• **What you will do**:
Copy each line where the word "Epochs" occurs.

• **Material shown**:
==*==
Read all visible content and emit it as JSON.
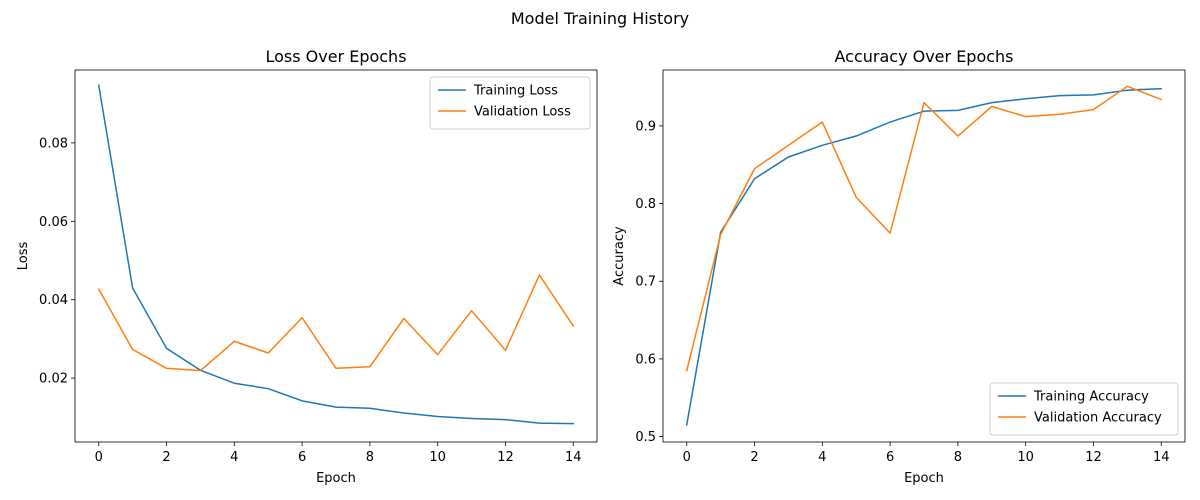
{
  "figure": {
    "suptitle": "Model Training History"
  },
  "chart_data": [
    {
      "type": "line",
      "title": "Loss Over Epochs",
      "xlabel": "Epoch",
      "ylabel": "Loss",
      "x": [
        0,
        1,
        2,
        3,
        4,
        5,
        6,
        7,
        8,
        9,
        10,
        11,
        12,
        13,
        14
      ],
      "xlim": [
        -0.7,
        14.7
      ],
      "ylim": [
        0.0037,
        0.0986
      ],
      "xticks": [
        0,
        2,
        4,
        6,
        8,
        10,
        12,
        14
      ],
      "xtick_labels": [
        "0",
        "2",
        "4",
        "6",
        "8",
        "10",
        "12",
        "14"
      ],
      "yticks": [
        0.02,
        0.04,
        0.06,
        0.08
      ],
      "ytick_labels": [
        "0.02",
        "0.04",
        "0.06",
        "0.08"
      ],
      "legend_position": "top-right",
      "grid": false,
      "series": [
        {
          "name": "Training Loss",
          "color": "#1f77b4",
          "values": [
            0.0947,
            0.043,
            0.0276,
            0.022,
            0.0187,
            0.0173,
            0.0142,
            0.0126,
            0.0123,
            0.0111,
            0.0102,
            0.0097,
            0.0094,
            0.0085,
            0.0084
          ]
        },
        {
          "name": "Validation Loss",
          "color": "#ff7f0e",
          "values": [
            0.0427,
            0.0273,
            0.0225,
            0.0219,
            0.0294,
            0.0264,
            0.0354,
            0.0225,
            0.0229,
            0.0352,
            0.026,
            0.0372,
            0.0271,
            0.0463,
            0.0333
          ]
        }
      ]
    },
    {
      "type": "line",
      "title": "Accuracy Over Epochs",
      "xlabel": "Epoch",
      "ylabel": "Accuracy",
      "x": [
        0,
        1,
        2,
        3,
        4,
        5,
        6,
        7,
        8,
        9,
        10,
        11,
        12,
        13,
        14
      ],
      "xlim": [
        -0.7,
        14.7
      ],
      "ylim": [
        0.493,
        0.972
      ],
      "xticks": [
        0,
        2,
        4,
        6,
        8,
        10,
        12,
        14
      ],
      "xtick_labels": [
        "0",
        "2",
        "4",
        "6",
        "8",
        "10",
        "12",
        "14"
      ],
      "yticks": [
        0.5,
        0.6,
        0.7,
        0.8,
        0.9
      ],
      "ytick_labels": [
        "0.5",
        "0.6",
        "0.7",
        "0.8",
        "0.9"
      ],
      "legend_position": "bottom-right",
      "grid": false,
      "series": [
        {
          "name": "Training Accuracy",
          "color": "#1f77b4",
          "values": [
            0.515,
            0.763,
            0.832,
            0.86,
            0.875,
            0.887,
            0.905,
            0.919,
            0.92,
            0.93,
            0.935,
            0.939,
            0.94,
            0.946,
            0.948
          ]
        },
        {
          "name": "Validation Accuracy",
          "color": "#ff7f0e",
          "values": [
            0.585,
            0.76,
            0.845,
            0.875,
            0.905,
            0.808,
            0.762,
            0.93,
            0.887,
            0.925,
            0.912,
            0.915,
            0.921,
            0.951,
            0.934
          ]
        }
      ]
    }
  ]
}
==*==
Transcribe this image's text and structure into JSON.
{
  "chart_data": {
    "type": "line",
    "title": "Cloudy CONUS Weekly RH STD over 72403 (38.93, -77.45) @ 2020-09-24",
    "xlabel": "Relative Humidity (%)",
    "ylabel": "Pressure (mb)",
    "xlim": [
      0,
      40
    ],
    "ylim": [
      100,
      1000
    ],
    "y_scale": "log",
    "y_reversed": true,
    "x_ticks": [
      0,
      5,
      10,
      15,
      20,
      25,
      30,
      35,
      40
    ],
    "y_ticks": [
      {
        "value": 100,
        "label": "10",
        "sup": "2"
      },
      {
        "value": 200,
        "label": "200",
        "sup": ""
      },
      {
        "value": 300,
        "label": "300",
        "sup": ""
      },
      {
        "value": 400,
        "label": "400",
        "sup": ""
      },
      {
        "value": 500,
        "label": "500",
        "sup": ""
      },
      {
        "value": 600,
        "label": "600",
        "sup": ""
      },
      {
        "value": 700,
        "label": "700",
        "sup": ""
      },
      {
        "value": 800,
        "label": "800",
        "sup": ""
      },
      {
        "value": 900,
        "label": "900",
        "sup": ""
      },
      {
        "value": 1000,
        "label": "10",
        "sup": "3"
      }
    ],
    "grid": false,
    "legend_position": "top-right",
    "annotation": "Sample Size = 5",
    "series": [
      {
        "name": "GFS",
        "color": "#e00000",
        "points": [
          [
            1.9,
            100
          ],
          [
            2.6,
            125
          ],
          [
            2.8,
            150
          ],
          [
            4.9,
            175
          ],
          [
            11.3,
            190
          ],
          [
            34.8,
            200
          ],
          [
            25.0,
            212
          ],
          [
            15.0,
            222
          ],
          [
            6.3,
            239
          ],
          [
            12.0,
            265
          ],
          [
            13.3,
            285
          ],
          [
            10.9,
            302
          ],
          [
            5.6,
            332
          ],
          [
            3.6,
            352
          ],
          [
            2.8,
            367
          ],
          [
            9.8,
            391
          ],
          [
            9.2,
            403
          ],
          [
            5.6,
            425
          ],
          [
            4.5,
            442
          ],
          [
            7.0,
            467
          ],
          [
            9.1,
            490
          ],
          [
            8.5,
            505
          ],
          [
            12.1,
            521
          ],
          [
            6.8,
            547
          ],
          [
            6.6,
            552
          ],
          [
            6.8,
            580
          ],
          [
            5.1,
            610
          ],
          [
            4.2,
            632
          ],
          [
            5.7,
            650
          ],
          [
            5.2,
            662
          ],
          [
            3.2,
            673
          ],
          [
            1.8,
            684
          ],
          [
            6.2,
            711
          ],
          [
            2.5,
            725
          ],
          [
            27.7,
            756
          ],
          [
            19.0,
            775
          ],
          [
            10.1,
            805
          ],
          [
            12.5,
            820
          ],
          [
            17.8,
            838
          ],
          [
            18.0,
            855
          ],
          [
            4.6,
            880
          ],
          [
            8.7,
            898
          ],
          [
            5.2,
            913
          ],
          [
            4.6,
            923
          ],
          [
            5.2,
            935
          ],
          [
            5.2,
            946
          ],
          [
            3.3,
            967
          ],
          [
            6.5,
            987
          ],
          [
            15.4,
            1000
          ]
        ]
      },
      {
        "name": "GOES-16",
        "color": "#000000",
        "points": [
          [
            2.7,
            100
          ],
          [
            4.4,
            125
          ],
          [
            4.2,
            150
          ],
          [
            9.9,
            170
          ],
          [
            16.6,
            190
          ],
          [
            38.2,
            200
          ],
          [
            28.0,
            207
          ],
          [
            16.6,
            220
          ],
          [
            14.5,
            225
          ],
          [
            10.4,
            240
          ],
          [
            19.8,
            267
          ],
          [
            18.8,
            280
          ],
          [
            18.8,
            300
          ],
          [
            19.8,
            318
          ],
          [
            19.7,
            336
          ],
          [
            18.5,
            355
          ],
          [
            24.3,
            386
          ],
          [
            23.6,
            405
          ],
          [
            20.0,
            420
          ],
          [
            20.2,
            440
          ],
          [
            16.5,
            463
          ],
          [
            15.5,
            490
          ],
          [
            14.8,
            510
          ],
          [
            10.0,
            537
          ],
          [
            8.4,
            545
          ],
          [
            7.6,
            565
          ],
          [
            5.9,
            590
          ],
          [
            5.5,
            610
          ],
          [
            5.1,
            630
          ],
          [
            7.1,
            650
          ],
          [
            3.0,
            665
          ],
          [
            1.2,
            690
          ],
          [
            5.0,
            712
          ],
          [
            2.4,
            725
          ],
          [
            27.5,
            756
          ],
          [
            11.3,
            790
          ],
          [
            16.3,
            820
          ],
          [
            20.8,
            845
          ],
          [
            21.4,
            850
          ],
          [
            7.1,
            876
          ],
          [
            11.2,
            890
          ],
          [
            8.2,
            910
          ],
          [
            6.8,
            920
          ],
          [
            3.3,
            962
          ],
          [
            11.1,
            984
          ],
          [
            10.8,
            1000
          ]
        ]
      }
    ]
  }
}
==*==
• **Answer to this task**:
      "title": "Loss Over Epochs",
      "title": "Accuracy Over Epochs",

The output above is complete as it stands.